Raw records
────────────────

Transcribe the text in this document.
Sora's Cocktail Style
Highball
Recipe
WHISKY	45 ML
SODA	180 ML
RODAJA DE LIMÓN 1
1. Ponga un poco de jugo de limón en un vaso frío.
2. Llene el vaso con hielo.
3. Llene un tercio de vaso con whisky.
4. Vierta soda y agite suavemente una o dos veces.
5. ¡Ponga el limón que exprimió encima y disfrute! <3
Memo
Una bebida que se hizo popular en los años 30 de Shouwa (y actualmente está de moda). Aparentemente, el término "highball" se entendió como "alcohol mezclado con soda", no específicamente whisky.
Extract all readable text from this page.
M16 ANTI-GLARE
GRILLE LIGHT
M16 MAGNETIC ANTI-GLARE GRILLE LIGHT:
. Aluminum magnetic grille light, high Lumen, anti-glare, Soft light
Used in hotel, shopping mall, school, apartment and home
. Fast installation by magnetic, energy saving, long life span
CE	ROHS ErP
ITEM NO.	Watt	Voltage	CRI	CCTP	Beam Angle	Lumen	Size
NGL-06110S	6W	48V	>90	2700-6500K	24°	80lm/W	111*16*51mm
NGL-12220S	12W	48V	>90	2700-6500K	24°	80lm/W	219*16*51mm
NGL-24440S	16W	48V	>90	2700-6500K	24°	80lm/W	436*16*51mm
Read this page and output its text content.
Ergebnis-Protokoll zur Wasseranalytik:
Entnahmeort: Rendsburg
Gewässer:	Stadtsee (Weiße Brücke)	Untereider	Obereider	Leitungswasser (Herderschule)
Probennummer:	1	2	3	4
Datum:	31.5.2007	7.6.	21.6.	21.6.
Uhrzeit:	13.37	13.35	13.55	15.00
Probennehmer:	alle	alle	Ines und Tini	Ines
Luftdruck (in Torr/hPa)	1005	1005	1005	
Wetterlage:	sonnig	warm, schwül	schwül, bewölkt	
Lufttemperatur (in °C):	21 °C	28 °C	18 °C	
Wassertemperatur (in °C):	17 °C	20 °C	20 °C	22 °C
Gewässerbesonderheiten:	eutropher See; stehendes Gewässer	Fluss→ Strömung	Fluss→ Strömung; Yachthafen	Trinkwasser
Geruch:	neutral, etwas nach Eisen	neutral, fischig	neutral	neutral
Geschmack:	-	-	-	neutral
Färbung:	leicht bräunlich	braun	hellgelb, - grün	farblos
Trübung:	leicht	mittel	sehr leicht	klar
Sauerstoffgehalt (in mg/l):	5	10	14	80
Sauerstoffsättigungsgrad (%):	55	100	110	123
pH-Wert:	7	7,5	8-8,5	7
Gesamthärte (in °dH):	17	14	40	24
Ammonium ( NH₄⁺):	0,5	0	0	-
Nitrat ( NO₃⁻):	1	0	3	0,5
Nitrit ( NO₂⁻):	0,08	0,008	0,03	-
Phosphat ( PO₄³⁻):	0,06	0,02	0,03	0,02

────────────────

Aim of the task: Extract every line of the records above that contains the word "Gewässer".

The result:
Gewässer:	Stadtsee (Weiße Brücke)	Untereider	Obereider	Leitungswasser (Herderschule)
Gewässerbesonderheiten:	eutropher See; stehendes Gewässer	Fluss→ Strömung	Fluss→ Strömung; Yachthafen	Trinkwasser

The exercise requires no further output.